** start SOURCE DATA **

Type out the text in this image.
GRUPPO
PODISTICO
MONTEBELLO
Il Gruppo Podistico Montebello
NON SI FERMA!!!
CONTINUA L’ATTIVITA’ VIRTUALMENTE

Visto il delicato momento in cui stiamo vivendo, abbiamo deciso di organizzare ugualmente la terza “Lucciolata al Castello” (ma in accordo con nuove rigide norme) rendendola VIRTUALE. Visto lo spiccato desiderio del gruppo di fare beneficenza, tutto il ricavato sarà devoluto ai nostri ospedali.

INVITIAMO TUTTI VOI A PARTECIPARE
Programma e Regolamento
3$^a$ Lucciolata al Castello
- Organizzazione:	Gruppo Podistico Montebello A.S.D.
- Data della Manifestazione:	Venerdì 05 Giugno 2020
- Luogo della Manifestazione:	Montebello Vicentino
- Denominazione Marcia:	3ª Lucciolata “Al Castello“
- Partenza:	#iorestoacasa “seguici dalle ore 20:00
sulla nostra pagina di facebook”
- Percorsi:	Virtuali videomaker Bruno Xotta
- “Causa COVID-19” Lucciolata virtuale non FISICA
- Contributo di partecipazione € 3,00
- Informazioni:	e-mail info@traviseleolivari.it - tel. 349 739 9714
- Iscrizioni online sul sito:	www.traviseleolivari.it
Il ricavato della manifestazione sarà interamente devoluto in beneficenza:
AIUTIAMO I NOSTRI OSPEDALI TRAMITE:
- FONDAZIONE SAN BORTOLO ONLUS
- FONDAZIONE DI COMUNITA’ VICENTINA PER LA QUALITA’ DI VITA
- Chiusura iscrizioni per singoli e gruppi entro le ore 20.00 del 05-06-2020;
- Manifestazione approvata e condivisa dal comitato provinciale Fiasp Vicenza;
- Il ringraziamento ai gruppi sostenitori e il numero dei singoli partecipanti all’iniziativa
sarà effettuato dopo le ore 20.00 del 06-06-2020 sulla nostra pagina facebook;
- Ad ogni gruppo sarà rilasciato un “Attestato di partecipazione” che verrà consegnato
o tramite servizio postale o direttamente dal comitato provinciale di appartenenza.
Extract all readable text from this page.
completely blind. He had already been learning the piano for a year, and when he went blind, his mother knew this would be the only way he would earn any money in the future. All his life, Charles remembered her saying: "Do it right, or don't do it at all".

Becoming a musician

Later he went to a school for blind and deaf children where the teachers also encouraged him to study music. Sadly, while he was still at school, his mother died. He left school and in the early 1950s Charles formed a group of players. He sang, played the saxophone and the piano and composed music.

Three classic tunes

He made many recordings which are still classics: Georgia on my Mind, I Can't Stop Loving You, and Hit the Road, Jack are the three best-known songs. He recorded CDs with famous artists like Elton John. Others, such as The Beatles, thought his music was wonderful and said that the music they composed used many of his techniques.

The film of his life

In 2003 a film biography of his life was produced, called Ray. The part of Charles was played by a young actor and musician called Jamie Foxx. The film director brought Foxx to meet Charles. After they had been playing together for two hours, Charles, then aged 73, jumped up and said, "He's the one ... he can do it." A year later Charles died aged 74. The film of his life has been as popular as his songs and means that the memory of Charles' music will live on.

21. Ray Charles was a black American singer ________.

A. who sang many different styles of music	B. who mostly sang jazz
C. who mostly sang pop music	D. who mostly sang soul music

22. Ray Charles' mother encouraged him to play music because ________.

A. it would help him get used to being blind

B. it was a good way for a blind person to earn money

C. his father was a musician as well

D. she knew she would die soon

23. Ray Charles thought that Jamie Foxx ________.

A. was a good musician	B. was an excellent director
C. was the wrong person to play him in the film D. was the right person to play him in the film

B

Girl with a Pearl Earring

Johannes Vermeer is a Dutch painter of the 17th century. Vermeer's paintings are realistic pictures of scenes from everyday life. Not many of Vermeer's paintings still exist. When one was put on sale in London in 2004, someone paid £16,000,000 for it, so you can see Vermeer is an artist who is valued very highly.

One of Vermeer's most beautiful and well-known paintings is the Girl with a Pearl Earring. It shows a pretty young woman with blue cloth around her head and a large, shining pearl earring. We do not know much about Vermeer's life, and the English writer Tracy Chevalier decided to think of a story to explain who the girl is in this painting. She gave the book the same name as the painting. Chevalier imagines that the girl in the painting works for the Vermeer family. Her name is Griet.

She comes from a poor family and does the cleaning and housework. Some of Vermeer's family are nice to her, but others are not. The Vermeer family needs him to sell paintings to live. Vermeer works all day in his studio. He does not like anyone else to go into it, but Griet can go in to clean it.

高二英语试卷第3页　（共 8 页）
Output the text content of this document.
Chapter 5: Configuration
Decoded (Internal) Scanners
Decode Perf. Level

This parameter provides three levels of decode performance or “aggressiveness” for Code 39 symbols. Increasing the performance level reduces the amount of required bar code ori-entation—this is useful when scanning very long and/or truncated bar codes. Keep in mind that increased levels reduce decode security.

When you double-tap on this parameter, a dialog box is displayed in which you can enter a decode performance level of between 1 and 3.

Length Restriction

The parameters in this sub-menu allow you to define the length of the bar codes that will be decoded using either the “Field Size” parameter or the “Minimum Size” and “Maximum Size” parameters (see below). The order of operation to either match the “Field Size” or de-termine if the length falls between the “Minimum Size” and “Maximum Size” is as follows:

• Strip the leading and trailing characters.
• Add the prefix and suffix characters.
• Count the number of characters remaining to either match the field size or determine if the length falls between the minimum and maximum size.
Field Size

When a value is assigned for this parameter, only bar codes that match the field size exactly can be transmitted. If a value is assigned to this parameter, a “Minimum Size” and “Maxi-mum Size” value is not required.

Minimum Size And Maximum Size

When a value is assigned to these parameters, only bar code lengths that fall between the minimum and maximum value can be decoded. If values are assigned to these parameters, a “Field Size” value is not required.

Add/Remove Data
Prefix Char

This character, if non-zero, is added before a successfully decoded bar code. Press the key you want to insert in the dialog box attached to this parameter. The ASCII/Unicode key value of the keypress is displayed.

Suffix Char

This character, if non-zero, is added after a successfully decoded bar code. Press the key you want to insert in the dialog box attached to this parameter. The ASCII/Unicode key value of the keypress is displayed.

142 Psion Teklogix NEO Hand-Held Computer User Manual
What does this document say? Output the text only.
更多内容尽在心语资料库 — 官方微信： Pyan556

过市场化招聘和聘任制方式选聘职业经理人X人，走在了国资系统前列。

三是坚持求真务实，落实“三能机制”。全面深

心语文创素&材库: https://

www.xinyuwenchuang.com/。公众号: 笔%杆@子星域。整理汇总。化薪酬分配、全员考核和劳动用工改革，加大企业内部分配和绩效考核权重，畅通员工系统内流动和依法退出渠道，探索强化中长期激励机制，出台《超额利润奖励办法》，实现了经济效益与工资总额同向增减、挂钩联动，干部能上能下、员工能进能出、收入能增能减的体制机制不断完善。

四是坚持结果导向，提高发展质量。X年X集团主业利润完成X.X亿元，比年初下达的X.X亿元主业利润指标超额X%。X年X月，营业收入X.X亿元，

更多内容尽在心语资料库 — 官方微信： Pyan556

** end SOURCE DATA **

GIVEN REQUEST: Locate all lines in the listing above with the word "very" and copy them.

EXERCISE RESPONSE:
Johannes Vermeer is a Dutch painter of the 17th century. Vermeer's paintings are realistic pictures of scenes from everyday life. Not many of Vermeer's paintings still exist. When one was put on sale in London in 2004, someone paid £16,000,000 for it, so you can see Vermeer is an artist who is valued very highly.
This parameter provides three levels of decode performance or “aggressiveness” for Code 39 symbols. Increasing the performance level reduces the amount of required bar code ori-entation—this is useful when scanning very long and/or truncated bar codes. Keep in mind that increased levels reduce decode security.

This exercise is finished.